> _Brief_:
Copy the lines below word for word, from the line containing "721, 801, 901]" through the line containing "meeting-area: Speaker View", both included.

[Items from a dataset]
──────
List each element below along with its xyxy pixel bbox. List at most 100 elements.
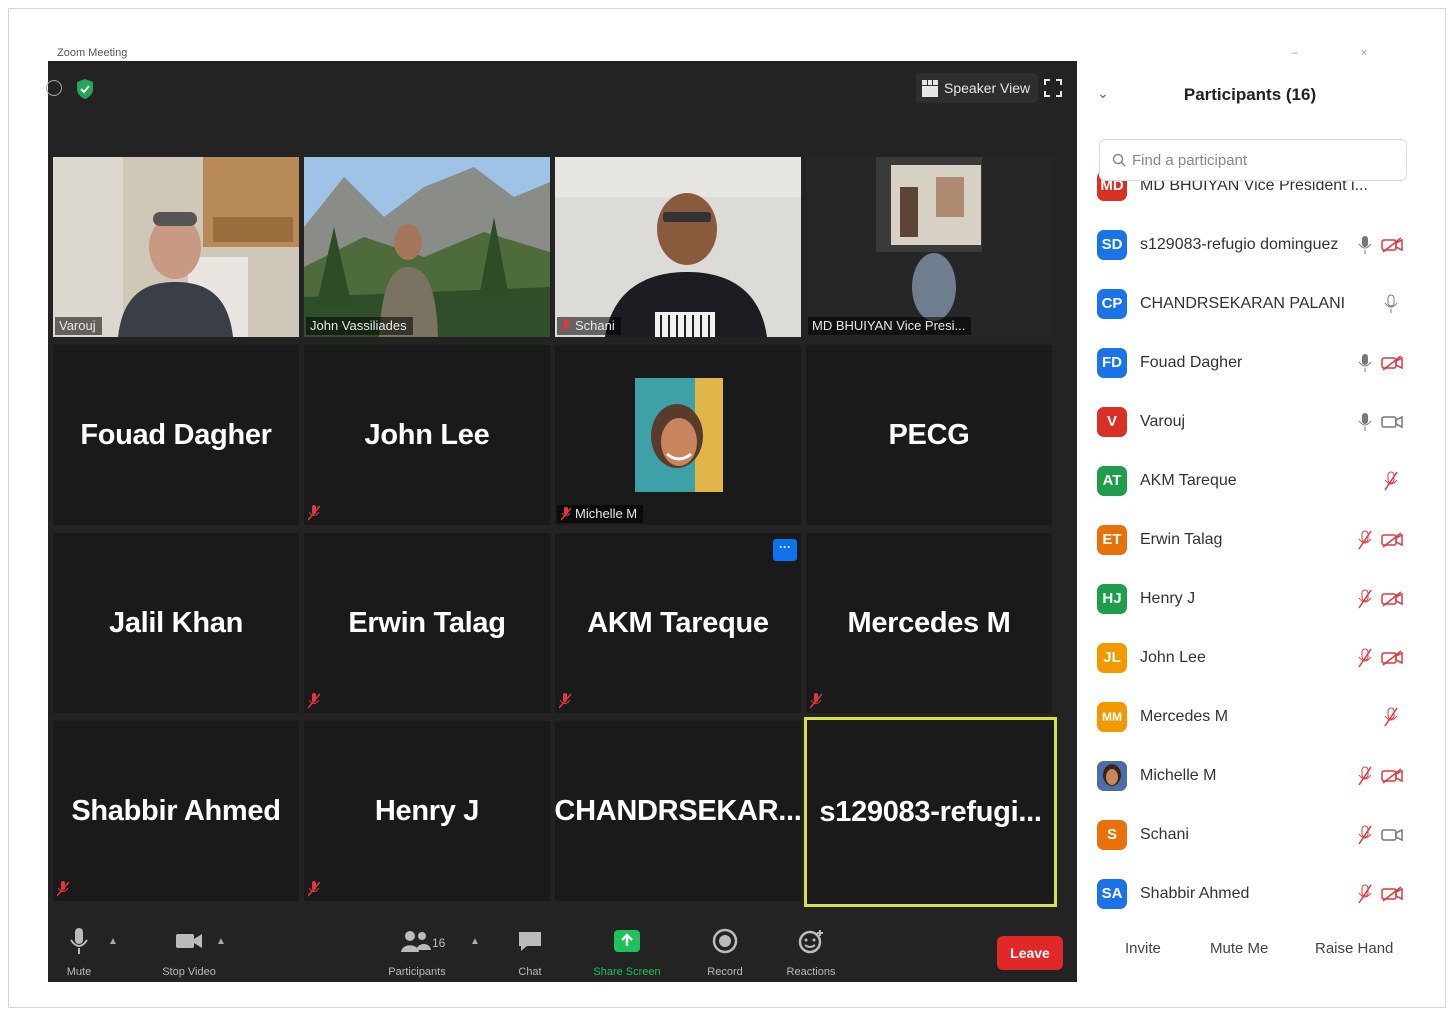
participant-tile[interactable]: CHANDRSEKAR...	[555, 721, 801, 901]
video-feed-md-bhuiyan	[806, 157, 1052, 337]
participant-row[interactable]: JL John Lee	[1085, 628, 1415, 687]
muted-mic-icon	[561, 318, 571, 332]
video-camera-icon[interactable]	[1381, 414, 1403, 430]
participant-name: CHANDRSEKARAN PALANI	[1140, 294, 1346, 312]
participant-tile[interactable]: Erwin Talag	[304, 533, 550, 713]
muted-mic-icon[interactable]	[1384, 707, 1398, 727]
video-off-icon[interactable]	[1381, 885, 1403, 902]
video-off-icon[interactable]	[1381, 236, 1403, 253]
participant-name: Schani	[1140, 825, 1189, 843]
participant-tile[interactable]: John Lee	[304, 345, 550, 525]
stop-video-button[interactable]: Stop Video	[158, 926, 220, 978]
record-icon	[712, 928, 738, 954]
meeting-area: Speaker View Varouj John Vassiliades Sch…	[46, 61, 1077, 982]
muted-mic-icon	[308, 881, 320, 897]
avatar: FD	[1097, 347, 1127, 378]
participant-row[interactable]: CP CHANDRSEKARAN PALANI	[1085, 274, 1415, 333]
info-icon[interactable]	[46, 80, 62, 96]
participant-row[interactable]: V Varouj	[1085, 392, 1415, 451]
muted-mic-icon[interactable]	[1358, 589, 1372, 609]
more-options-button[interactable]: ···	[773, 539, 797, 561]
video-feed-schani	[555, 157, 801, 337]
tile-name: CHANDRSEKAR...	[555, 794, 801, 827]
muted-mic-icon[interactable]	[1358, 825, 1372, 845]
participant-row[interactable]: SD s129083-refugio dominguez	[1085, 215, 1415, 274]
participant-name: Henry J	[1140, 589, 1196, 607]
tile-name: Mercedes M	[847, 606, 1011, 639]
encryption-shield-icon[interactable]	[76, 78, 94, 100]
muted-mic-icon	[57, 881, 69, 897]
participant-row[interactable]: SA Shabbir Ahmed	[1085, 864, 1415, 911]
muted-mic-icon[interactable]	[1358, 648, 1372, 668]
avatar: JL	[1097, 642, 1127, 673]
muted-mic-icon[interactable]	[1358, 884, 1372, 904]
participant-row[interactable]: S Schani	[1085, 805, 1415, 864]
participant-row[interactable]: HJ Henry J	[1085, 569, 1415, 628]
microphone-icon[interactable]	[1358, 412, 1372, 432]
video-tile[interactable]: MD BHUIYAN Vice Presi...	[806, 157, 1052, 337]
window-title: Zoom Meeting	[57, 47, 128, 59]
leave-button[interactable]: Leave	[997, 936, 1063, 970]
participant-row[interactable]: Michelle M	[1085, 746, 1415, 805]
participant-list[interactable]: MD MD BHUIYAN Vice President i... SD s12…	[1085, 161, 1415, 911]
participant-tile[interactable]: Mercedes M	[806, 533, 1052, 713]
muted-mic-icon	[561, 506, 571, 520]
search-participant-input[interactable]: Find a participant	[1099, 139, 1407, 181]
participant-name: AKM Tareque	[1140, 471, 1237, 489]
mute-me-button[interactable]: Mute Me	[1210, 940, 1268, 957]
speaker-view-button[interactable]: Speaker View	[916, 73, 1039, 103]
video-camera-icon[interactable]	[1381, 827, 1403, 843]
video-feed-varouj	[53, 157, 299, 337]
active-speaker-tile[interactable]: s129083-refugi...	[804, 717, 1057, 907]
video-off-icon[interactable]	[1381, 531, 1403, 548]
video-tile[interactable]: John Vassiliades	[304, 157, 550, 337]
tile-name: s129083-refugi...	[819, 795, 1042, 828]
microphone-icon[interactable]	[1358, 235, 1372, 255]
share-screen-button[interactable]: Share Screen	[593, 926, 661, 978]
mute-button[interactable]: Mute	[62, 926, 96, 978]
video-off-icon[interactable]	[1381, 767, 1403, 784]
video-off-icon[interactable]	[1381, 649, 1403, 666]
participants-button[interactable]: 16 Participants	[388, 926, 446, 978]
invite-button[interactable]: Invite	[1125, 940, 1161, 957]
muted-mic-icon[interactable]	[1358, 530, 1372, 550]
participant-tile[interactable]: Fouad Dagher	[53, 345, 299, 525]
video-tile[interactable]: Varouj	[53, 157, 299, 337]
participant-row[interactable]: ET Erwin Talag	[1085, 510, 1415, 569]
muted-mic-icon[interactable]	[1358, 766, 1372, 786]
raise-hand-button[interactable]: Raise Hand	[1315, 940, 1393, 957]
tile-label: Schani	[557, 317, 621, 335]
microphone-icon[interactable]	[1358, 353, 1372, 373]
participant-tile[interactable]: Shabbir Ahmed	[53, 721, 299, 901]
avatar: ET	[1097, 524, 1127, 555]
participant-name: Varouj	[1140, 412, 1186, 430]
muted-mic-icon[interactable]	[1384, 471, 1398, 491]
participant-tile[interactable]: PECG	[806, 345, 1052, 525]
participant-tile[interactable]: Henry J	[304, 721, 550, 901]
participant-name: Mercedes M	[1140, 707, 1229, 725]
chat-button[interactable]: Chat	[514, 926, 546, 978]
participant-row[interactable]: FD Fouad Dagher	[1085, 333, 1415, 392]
──────
> _Written response_:
participant-tile[interactable]: CHANDRSEKAR...	[555, 721, 801, 901]
video-feed-md-bhuiyan	[806, 157, 1052, 337]
participant-row[interactable]: JL John Lee	[1085, 628, 1415, 687]
muted-mic-icon	[561, 318, 571, 332]
video-camera-icon[interactable]	[1381, 414, 1403, 430]
participant-name: CHANDRSEKARAN PALANI	[1140, 294, 1346, 312]
participant-tile[interactable]: Erwin Talag	[304, 533, 550, 713]
muted-mic-icon[interactable]	[1384, 707, 1398, 727]
video-off-icon[interactable]	[1381, 885, 1403, 902]
video-off-icon[interactable]	[1381, 236, 1403, 253]
participant-name: Schani	[1140, 825, 1189, 843]
participant-tile[interactable]: John Lee	[304, 345, 550, 525]
stop-video-button[interactable]: Stop Video	[158, 926, 220, 978]
record-icon	[712, 928, 738, 954]
meeting-area: Speaker View Varouj John Vassiliades Sch…	[46, 61, 1077, 982]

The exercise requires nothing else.